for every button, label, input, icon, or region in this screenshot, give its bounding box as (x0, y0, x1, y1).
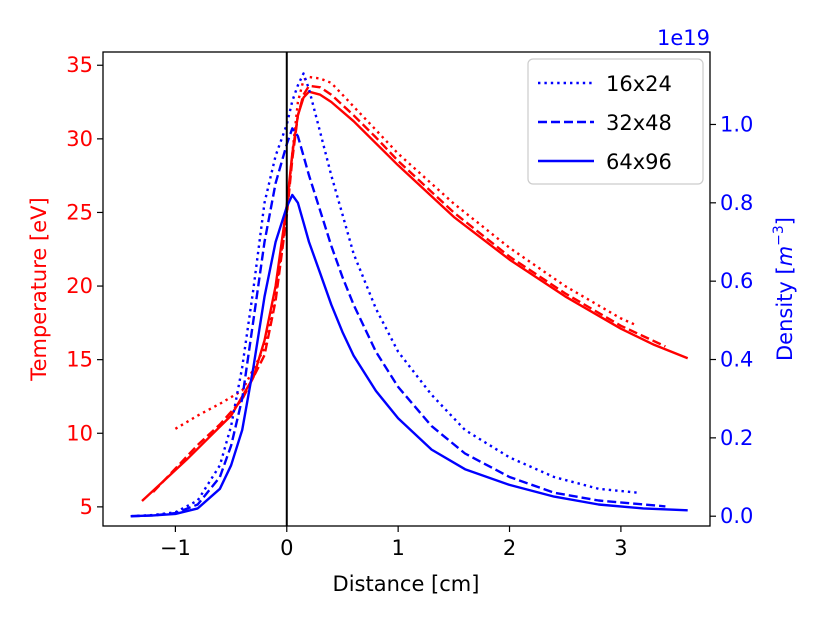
x-tick-label: −1 (160, 536, 191, 560)
right-tick-label: 0.8 (720, 191, 753, 215)
right-tick-label: 0.0 (720, 504, 753, 528)
right-axis-label: Density [m−3] (771, 217, 797, 361)
legend: 16x24 32x48 64x96 (527, 58, 704, 185)
series-line-density-16x24 (130, 72, 638, 518)
right-tick-label: 0.4 (720, 348, 753, 372)
left-tick-label: 30 (66, 127, 93, 151)
right-axis-offset-label: 1e19 (657, 26, 710, 50)
right-tick-label: 1.0 (720, 112, 753, 136)
legend-label-64x96: 64x96 (606, 150, 672, 174)
right-axis-label-exponent: −3 (771, 225, 787, 246)
right-tick-label: 0.2 (720, 426, 753, 450)
right-tick-label: 0.6 (720, 269, 753, 293)
right-axis-label-suffix: ] (773, 217, 797, 225)
left-tick-label: 15 (66, 348, 93, 372)
legend-label-32x48: 32x48 (606, 111, 672, 135)
right-axis-label-prefix: Density [ (773, 266, 797, 361)
left-tick-label: 35 (66, 53, 93, 77)
left-tick-label: 5 (80, 495, 93, 519)
left-axis-label: Temperature [eV] (27, 197, 51, 381)
left-tick-label: 25 (66, 200, 93, 224)
series-line-temperature-32x48 (152, 84, 666, 493)
x-axis-ticks: −1 0 1 2 3 (160, 526, 628, 560)
series-line-temperature-64x96 (141, 90, 689, 502)
right-axis-ticks: 0.0 0.2 0.4 0.6 0.8 1.0 (710, 112, 753, 528)
plot-lines (130, 72, 689, 518)
x-axis-label: Distance [cm] (333, 572, 480, 596)
legend-box (527, 58, 704, 185)
x-tick-label: 2 (503, 536, 516, 560)
left-tick-label: 20 (66, 274, 93, 298)
x-tick-label: 3 (614, 536, 627, 560)
series-line-density-32x48 (130, 127, 666, 518)
left-axis-ticks: 5 10 15 20 25 30 35 (66, 53, 103, 519)
right-axis-label-unit: m (773, 246, 797, 266)
series-line-density-64x96 (130, 193, 688, 518)
left-tick-label: 10 (66, 421, 93, 445)
x-tick-label: 1 (391, 536, 404, 560)
plot-frame (102, 51, 711, 527)
legend-label-16x24: 16x24 (606, 72, 672, 96)
x-tick-label: 0 (280, 536, 293, 560)
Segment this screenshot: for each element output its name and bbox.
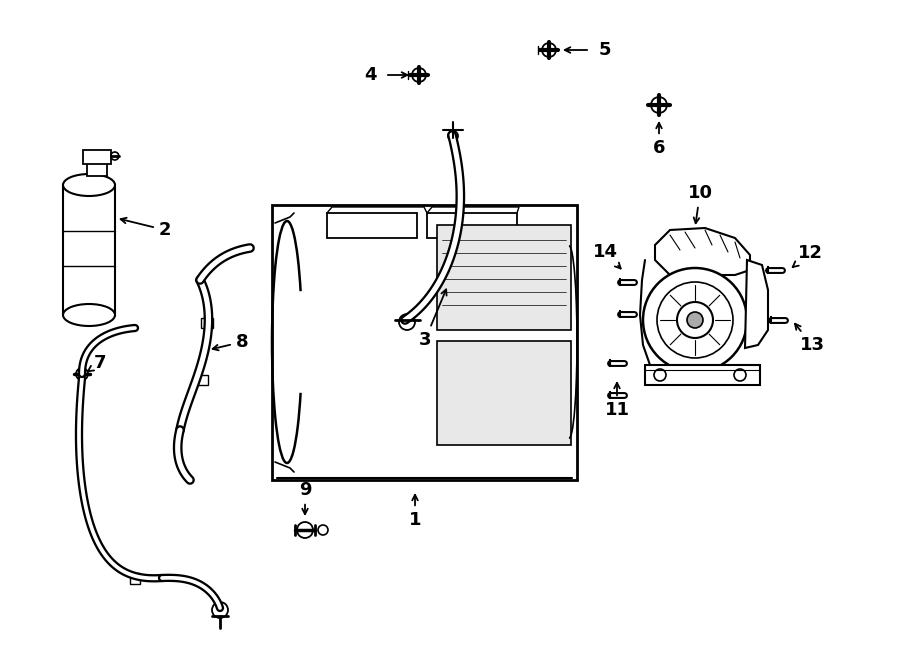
Circle shape (654, 369, 666, 381)
Bar (645, 365, 760, 385)
Polygon shape (655, 228, 750, 275)
Text: 4: 4 (364, 66, 376, 84)
Bar (130, 573, 140, 584)
Circle shape (643, 268, 747, 372)
Circle shape (542, 43, 556, 57)
Ellipse shape (63, 174, 115, 196)
Circle shape (687, 312, 703, 328)
Bar (83, 150, 111, 164)
Bar (86, 162, 107, 176)
Circle shape (212, 602, 228, 618)
Text: 5: 5 (598, 41, 611, 59)
Text: 9: 9 (299, 481, 311, 514)
Circle shape (297, 522, 313, 538)
Ellipse shape (63, 304, 115, 326)
Bar (63, 185, 115, 315)
Text: 13: 13 (795, 324, 824, 354)
Text: 6: 6 (652, 123, 665, 157)
Circle shape (734, 369, 746, 381)
Text: 1: 1 (409, 495, 421, 529)
Bar (196, 375, 208, 385)
Circle shape (76, 368, 88, 380)
Bar (327, 213, 417, 238)
Circle shape (651, 97, 667, 113)
Circle shape (412, 68, 426, 82)
Bar (436, 340, 571, 445)
Text: 14: 14 (592, 243, 621, 268)
Text: 2: 2 (121, 217, 171, 239)
Bar (427, 213, 517, 238)
Circle shape (399, 314, 415, 330)
Polygon shape (745, 260, 768, 348)
Text: 10: 10 (688, 184, 713, 223)
Text: 3: 3 (418, 290, 446, 349)
Circle shape (318, 525, 328, 535)
Bar (436, 225, 571, 329)
Bar (201, 318, 213, 328)
Text: 8: 8 (212, 333, 248, 351)
Text: 7: 7 (88, 354, 106, 372)
Text: 11: 11 (605, 383, 629, 419)
Circle shape (677, 302, 713, 338)
Circle shape (448, 131, 458, 141)
Bar (272, 205, 577, 480)
Text: 12: 12 (793, 244, 823, 267)
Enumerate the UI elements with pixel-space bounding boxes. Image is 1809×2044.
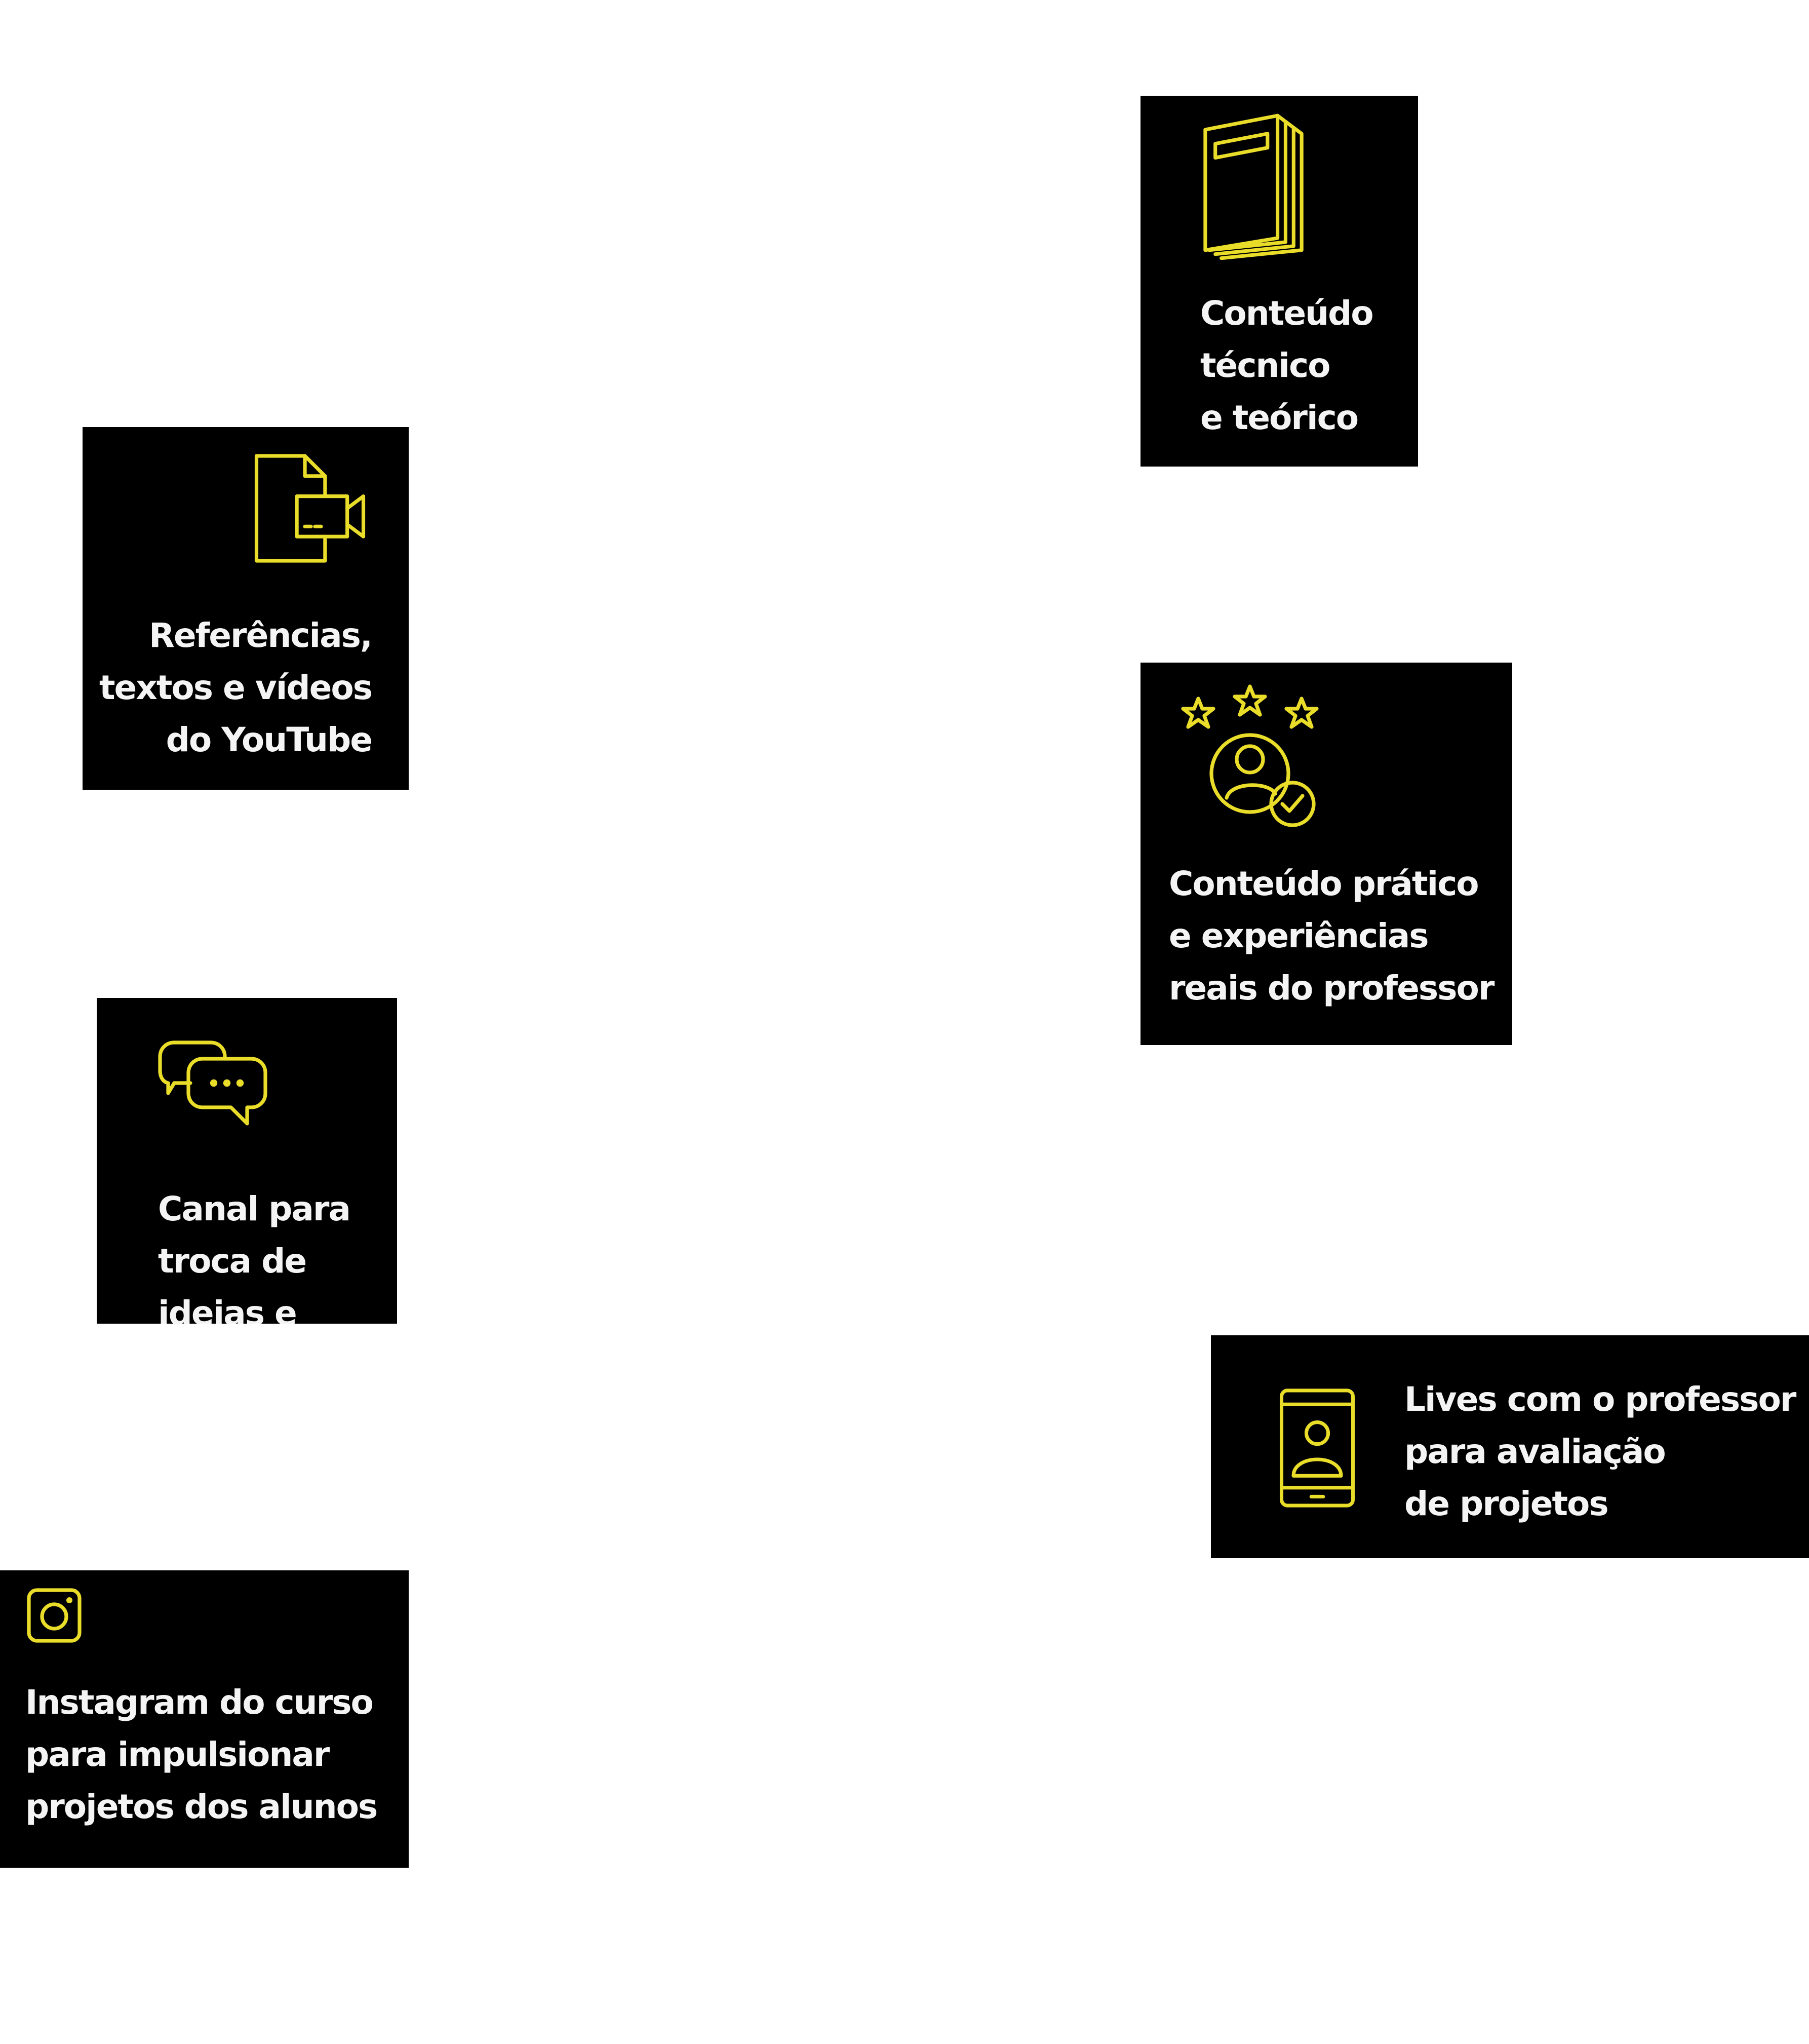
feature-text-line: projetos dos alunos xyxy=(25,1787,378,1826)
feature-text: Conteúdo prático e experiências reais do… xyxy=(1169,858,1495,1014)
feature-text: Lives com o professor para avaliação de … xyxy=(1404,1373,1796,1530)
feature-text-line: técnico xyxy=(1200,346,1331,385)
instagram-icon xyxy=(26,1587,83,1644)
feature-card-lives: Lives com o professor para avaliação de … xyxy=(1211,1335,1809,1558)
feature-text-line: ideias e xyxy=(158,1294,297,1324)
feature-text-line: Referências, xyxy=(149,616,373,655)
feature-card-technical-content: Conteúdo técnico e teórico xyxy=(1141,96,1418,467)
feature-text-line: reais do professor xyxy=(1169,969,1495,1008)
feature-text-line: e experiências xyxy=(1169,916,1429,955)
feature-text-line: de projetos xyxy=(1404,1484,1609,1523)
feature-card-references: Referências, textos e vídeos do YouTube xyxy=(83,427,409,790)
rated-user-icon xyxy=(1176,684,1328,831)
chat-bubbles-icon xyxy=(158,1040,269,1127)
feature-text: Conteúdo técnico e teórico xyxy=(1200,287,1374,444)
feature-text-line: Canal para xyxy=(158,1189,351,1228)
book-icon xyxy=(1199,113,1310,260)
feature-text-line: Conteúdo prático xyxy=(1169,864,1479,903)
feature-text-line: do YouTube xyxy=(166,720,373,759)
feature-card-instagram: Instagram do curso para impulsionar proj… xyxy=(0,1570,409,1868)
video-file-icon xyxy=(252,454,369,563)
phone-video-call-icon xyxy=(1279,1389,1355,1508)
feature-text-line: Lives com o professor xyxy=(1404,1380,1796,1419)
feature-text-line: troca de xyxy=(158,1242,307,1281)
feature-card-practical-content: Conteúdo prático e experiências reais do… xyxy=(1141,663,1512,1045)
feature-text: Instagram do curso para impulsionar proj… xyxy=(25,1676,378,1833)
feature-text-line: para impulsionar xyxy=(25,1735,330,1774)
feature-text: Referências, textos e vídeos do YouTube xyxy=(99,609,373,766)
feature-text-line: para avaliação xyxy=(1404,1432,1666,1471)
feature-text: Canal para troca de ideias e xyxy=(158,1183,351,1324)
feature-text-line: textos e vídeos xyxy=(99,668,373,707)
feature-text-line: Instagram do curso xyxy=(25,1683,374,1722)
feature-text-line: Conteúdo xyxy=(1200,294,1374,333)
feature-card-channel: Canal para troca de ideias e xyxy=(97,998,397,1324)
feature-text-line: e teórico xyxy=(1200,398,1359,437)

Exercise prompt: Can you copy every row above line for line, without changing a character, and leave out the pictures?

Result:
for every button, label, input, icon, or region in this screenshot, give its bounding box as (x0, y0, x1, y1).
x-tick-label: −1 (160, 536, 191, 560)
right-tick-label: 0.8 (720, 191, 753, 215)
right-tick-label: 0.0 (720, 504, 753, 528)
right-axis-label: Density [m−3] (771, 217, 797, 361)
legend: 16x24 32x48 64x96 (527, 58, 704, 185)
series-line-density-16x24 (130, 72, 638, 518)
right-tick-label: 0.4 (720, 348, 753, 372)
left-tick-label: 30 (66, 127, 93, 151)
right-axis-offset-label: 1e19 (657, 26, 710, 50)
right-tick-label: 1.0 (720, 112, 753, 136)
legend-label-64x96: 64x96 (606, 150, 672, 174)
right-axis-label-exponent: −3 (771, 225, 787, 246)
right-tick-label: 0.2 (720, 426, 753, 450)
right-tick-label: 0.6 (720, 269, 753, 293)
right-axis-label-suffix: ] (773, 217, 797, 225)
left-tick-label: 15 (66, 348, 93, 372)
legend-label-32x48: 32x48 (606, 111, 672, 135)
right-axis-label-prefix: Density [ (773, 266, 797, 361)
left-tick-label: 35 (66, 53, 93, 77)
left-tick-label: 5 (80, 495, 93, 519)
left-axis-label: Temperature [eV] (27, 197, 51, 381)
left-tick-label: 25 (66, 200, 93, 224)
series-line-temperature-32x48 (152, 84, 666, 493)
x-axis-ticks: −1 0 1 2 3 (160, 526, 628, 560)
series-line-temperature-64x96 (141, 90, 689, 502)
right-axis-ticks: 0.0 0.2 0.4 0.6 0.8 1.0 (710, 112, 753, 528)
plot-lines (130, 72, 689, 518)
x-axis-label: Distance [cm] (333, 572, 480, 596)
legend-box (527, 58, 704, 185)
x-tick-label: 2 (503, 536, 516, 560)
left-tick-label: 20 (66, 274, 93, 298)
x-tick-label: 3 (614, 536, 627, 560)
series-line-density-32x48 (130, 127, 666, 518)
left-axis-ticks: 5 10 15 20 25 30 35 (66, 53, 103, 519)
right-axis-label-unit: m (773, 246, 797, 266)
series-line-density-64x96 (130, 193, 688, 518)
left-tick-label: 10 (66, 421, 93, 445)
x-tick-label: 1 (391, 536, 404, 560)
plot-frame (102, 51, 711, 527)
legend-label-16x24: 16x24 (606, 72, 672, 96)
x-tick-label: 0 (280, 536, 293, 560)
Segment this screenshot: for each element output its name and bbox.
Circle shape (654, 369, 666, 381)
Bar (645, 365, 760, 385)
Polygon shape (655, 228, 750, 275)
Text: 4: 4 (364, 66, 376, 84)
Bar (130, 573, 140, 584)
Circle shape (643, 268, 747, 372)
Circle shape (542, 43, 556, 57)
Ellipse shape (63, 174, 115, 196)
Circle shape (687, 312, 703, 328)
Bar (83, 150, 111, 164)
Bar (86, 162, 107, 176)
Circle shape (212, 602, 228, 618)
Text: 5: 5 (598, 41, 611, 59)
Text: 9: 9 (299, 481, 311, 514)
Circle shape (297, 522, 313, 538)
Ellipse shape (63, 304, 115, 326)
Bar (63, 185, 115, 315)
Text: 13: 13 (795, 324, 824, 354)
Text: 6: 6 (652, 123, 665, 157)
Circle shape (734, 369, 746, 381)
Text: 1: 1 (409, 495, 421, 529)
Bar (196, 375, 208, 385)
Circle shape (76, 368, 88, 380)
Bar (327, 213, 417, 238)
Circle shape (651, 97, 667, 113)
Circle shape (412, 68, 426, 82)
Bar (436, 340, 571, 445)
Text: 14: 14 (592, 243, 621, 268)
Text: 2: 2 (121, 217, 171, 239)
Bar (427, 213, 517, 238)
Circle shape (399, 314, 415, 330)
Polygon shape (745, 260, 768, 348)
Text: 10: 10 (688, 184, 713, 223)
Text: 3: 3 (418, 290, 446, 349)
Circle shape (318, 525, 328, 535)
Bar (436, 225, 571, 329)
Bar (201, 318, 213, 328)
Text: 8: 8 (212, 333, 248, 351)
Text: 7: 7 (88, 354, 106, 372)
Text: 11: 11 (605, 383, 629, 419)
Circle shape (677, 302, 713, 338)
Circle shape (448, 131, 458, 141)
Bar (272, 205, 577, 480)
Text: 12: 12 (793, 244, 823, 267)
Enumerate the UI elements with pixel-space bounding boxes. Image is 1809×2044.
feature-text-line: projetos dos alunos xyxy=(25,1787,378,1826)
feature-text: Conteúdo prático e experiências reais do… xyxy=(1169,858,1495,1014)
feature-text: Lives com o professor para avaliação de … xyxy=(1404,1373,1796,1530)
feature-text-line: técnico xyxy=(1200,346,1331,385)
instagram-icon xyxy=(26,1587,83,1644)
feature-card-lives: Lives com o professor para avaliação de … xyxy=(1211,1335,1809,1558)
feature-text-line: ideias e xyxy=(158,1294,297,1324)
feature-text-line: Referências, xyxy=(149,616,373,655)
feature-card-technical-content: Conteúdo técnico e teórico xyxy=(1141,96,1418,467)
feature-text-line: reais do professor xyxy=(1169,969,1495,1008)
feature-text-line: e experiências xyxy=(1169,916,1429,955)
feature-text-line: de projetos xyxy=(1404,1484,1609,1523)
feature-card-references: Referências, textos e vídeos do YouTube xyxy=(83,427,409,790)
rated-user-icon xyxy=(1176,684,1328,831)
chat-bubbles-icon xyxy=(158,1040,269,1127)
feature-text: Conteúdo técnico e teórico xyxy=(1200,287,1374,444)
feature-text-line: Canal para xyxy=(158,1189,351,1228)
book-icon xyxy=(1199,113,1310,260)
feature-text-line: Conteúdo prático xyxy=(1169,864,1479,903)
feature-text-line: do YouTube xyxy=(166,720,373,759)
feature-card-instagram: Instagram do curso para impulsionar proj… xyxy=(0,1570,409,1868)
video-file-icon xyxy=(252,454,369,563)
phone-video-call-icon xyxy=(1279,1389,1355,1508)
feature-text-line: Lives com o professor xyxy=(1404,1380,1796,1419)
feature-text-line: troca de xyxy=(158,1242,307,1281)
feature-card-practical-content: Conteúdo prático e experiências reais do… xyxy=(1141,663,1512,1045)
feature-text: Instagram do curso para impulsionar proj… xyxy=(25,1676,378,1833)
feature-text-line: para impulsionar xyxy=(25,1735,330,1774)
feature-text: Referências, textos e vídeos do YouTube xyxy=(99,609,373,766)
feature-text-line: para avaliação xyxy=(1404,1432,1666,1471)
feature-text: Canal para troca de ideias e xyxy=(158,1183,351,1324)
feature-text-line: textos e vídeos xyxy=(99,668,373,707)
feature-text-line: Instagram do curso xyxy=(25,1683,374,1722)
feature-text-line: Conteúdo xyxy=(1200,294,1374,333)
feature-card-channel: Canal para troca de ideias e xyxy=(97,998,397,1324)
feature-text-line: e teórico xyxy=(1200,398,1359,437)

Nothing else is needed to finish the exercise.